• Required task
Every entry must be repeated exactly. Exclude all pictures.

• Dataset records
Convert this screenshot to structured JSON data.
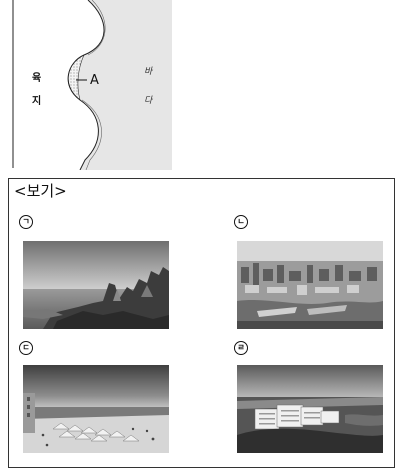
{
  "diagram": {
    "land_label_1": "육",
    "land_label_2": "지",
    "sea_label_1": "바",
    "sea_label_2": "다",
    "point_label": "A"
  },
  "bogi": {
    "title": "<보기>",
    "items": [
      {
        "marker": "ㄱ",
        "scene": "rocky-coast-photo"
      },
      {
        "marker": "ㄴ",
        "scene": "harbor-city-photo"
      },
      {
        "marker": "ㄷ",
        "scene": "sandy-beach-photo"
      },
      {
        "marker": "ㄹ",
        "scene": "seaside-resort-photo"
      }
    ]
  }
}
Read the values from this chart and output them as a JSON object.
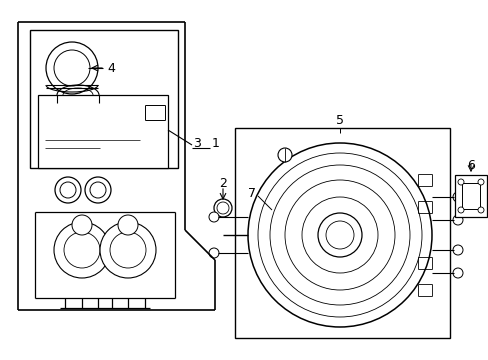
{
  "bg_color": "#ffffff",
  "line_color": "#000000",
  "fig_width": 4.89,
  "fig_height": 3.6,
  "dpi": 100
}
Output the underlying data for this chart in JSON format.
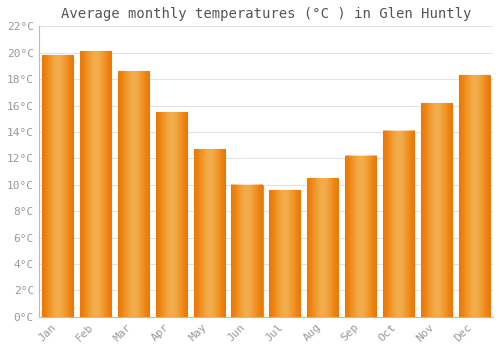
{
  "title": "Average monthly temperatures (°C ) in Glen Huntly",
  "months": [
    "Jan",
    "Feb",
    "Mar",
    "Apr",
    "May",
    "Jun",
    "Jul",
    "Aug",
    "Sep",
    "Oct",
    "Nov",
    "Dec"
  ],
  "values": [
    19.8,
    20.1,
    18.6,
    15.5,
    12.7,
    10.0,
    9.6,
    10.5,
    12.2,
    14.1,
    16.2,
    18.3
  ],
  "bar_color_center": "#FFB732",
  "bar_color_edge": "#E8920A",
  "ylim": [
    0,
    22
  ],
  "yticks": [
    0,
    2,
    4,
    6,
    8,
    10,
    12,
    14,
    16,
    18,
    20,
    22
  ],
  "grid_color": "#dddddd",
  "background_color": "#ffffff",
  "title_fontsize": 10,
  "tick_fontsize": 8,
  "tick_label_color": "#999999",
  "title_color": "#555555",
  "bar_width": 0.82
}
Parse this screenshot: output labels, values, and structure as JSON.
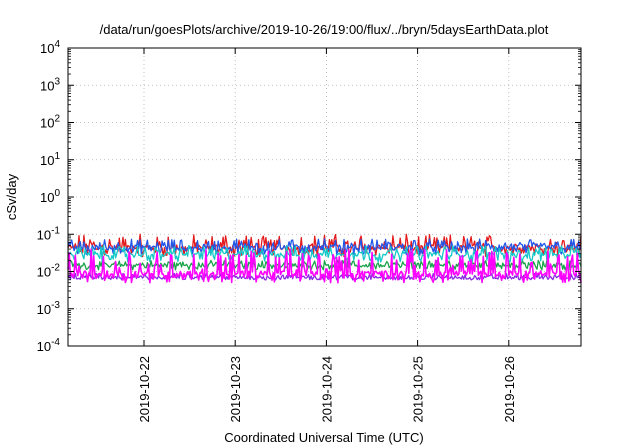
{
  "chart_data": {
    "type": "line",
    "title": "/data/run/goesPlots/archive/2019-10-26/19:00/flux/../bryn/5daysEarthData.plot",
    "xlabel": "Coordinated Universal Time (UTC)",
    "ylabel": "cSv/day",
    "yscale": "log",
    "ylim": [
      0.0001,
      10000
    ],
    "xlim": [
      "2019-10-21 04:00",
      "2019-10-26 19:00"
    ],
    "grid": true,
    "y_ticks": [
      {
        "base": "10",
        "exp": "-4"
      },
      {
        "base": "10",
        "exp": "-3"
      },
      {
        "base": "10",
        "exp": "-2"
      },
      {
        "base": "10",
        "exp": "-1"
      },
      {
        "base": "10",
        "exp": "0"
      },
      {
        "base": "10",
        "exp": "1"
      },
      {
        "base": "10",
        "exp": "2"
      },
      {
        "base": "10",
        "exp": "3"
      },
      {
        "base": "10",
        "exp": "4"
      }
    ],
    "x_ticks": [
      "2019-10-22",
      "2019-10-23",
      "2019-10-24",
      "2019-10-25",
      "2019-10-26"
    ],
    "series": [
      {
        "color": "#e41a1c",
        "baseline": 0.045,
        "hi": 0.1,
        "lo": 0.025
      },
      {
        "color": "#1aa34a",
        "baseline": 0.015,
        "hi": 0.02,
        "lo": 0.011
      },
      {
        "color": "#2156e8",
        "baseline": 0.045,
        "hi": 0.075,
        "lo": 0.028
      },
      {
        "color": "#8a2be2",
        "baseline": 0.007,
        "hi": 0.009,
        "lo": 0.006
      },
      {
        "color": "#14c8c8",
        "baseline": 0.03,
        "hi": 0.05,
        "lo": 0.018
      },
      {
        "color": "#ff00ff",
        "baseline": 0.009,
        "hi": 0.04,
        "lo": 0.005
      }
    ]
  }
}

• Solution below
Convert this screenshot to structured JSON data.
{
  "diagram": {
    "land_label_1": "육",
    "land_label_2": "지",
    "sea_label_1": "바",
    "sea_label_2": "다",
    "point_label": "A"
  },
  "bogi": {
    "title": "<보기>",
    "items": [
      {
        "marker": "ㄱ",
        "scene": "rocky-coast-photo"
      },
      {
        "marker": "ㄴ",
        "scene": "harbor-city-photo"
      },
      {
        "marker": "ㄷ",
        "scene": "sandy-beach-photo"
      },
      {
        "marker": "ㄹ",
        "scene": "seaside-resort-photo"
      }
    ]
  }
}
Read the values from this chart and output them as a JSON object.
{
  "bg_color": "#ffffff",
  "line_color": "#000000",
  "fig_width": 4.89,
  "fig_height": 3.6,
  "dpi": 100
}
Output the underlying data for this chart in JSON format.
{
  "title": "Average monthly temperatures (°C ) in Glen Huntly",
  "months": [
    "Jan",
    "Feb",
    "Mar",
    "Apr",
    "May",
    "Jun",
    "Jul",
    "Aug",
    "Sep",
    "Oct",
    "Nov",
    "Dec"
  ],
  "values": [
    19.8,
    20.1,
    18.6,
    15.5,
    12.7,
    10.0,
    9.6,
    10.5,
    12.2,
    14.1,
    16.2,
    18.3
  ],
  "bar_color_center": "#FFB732",
  "bar_color_edge": "#E8920A",
  "ylim": [
    0,
    22
  ],
  "yticks": [
    0,
    2,
    4,
    6,
    8,
    10,
    12,
    14,
    16,
    18,
    20,
    22
  ],
  "grid_color": "#dddddd",
  "background_color": "#ffffff",
  "title_fontsize": 10,
  "tick_fontsize": 8,
  "tick_label_color": "#999999",
  "title_color": "#555555",
  "bar_width": 0.82
}
Parse this screenshot: output labels, values, and structure as JSON.
{
  "chart_data": {
    "type": "line",
    "title": "/data/run/goesPlots/archive/2019-10-26/19:00/flux/../bryn/5daysEarthData.plot",
    "xlabel": "Coordinated Universal Time (UTC)",
    "ylabel": "cSv/day",
    "yscale": "log",
    "ylim": [
      0.0001,
      10000
    ],
    "xlim": [
      "2019-10-21 04:00",
      "2019-10-26 19:00"
    ],
    "grid": true,
    "y_ticks": [
      {
        "base": "10",
        "exp": "-4"
      },
      {
        "base": "10",
        "exp": "-3"
      },
      {
        "base": "10",
        "exp": "-2"
      },
      {
        "base": "10",
        "exp": "-1"
      },
      {
        "base": "10",
        "exp": "0"
      },
      {
        "base": "10",
        "exp": "1"
      },
      {
        "base": "10",
        "exp": "2"
      },
      {
        "base": "10",
        "exp": "3"
      },
      {
        "base": "10",
        "exp": "4"
      }
    ],
    "x_ticks": [
      "2019-10-22",
      "2019-10-23",
      "2019-10-24",
      "2019-10-25",
      "2019-10-26"
    ],
    "series": [
      {
        "color": "#e41a1c",
        "baseline": 0.045,
        "hi": 0.1,
        "lo": 0.025
      },
      {
        "color": "#1aa34a",
        "baseline": 0.015,
        "hi": 0.02,
        "lo": 0.011
      },
      {
        "color": "#2156e8",
        "baseline": 0.045,
        "hi": 0.075,
        "lo": 0.028
      },
      {
        "color": "#8a2be2",
        "baseline": 0.007,
        "hi": 0.009,
        "lo": 0.006
      },
      {
        "color": "#14c8c8",
        "baseline": 0.03,
        "hi": 0.05,
        "lo": 0.018
      },
      {
        "color": "#ff00ff",
        "baseline": 0.009,
        "hi": 0.04,
        "lo": 0.005
      }
    ]
  }
}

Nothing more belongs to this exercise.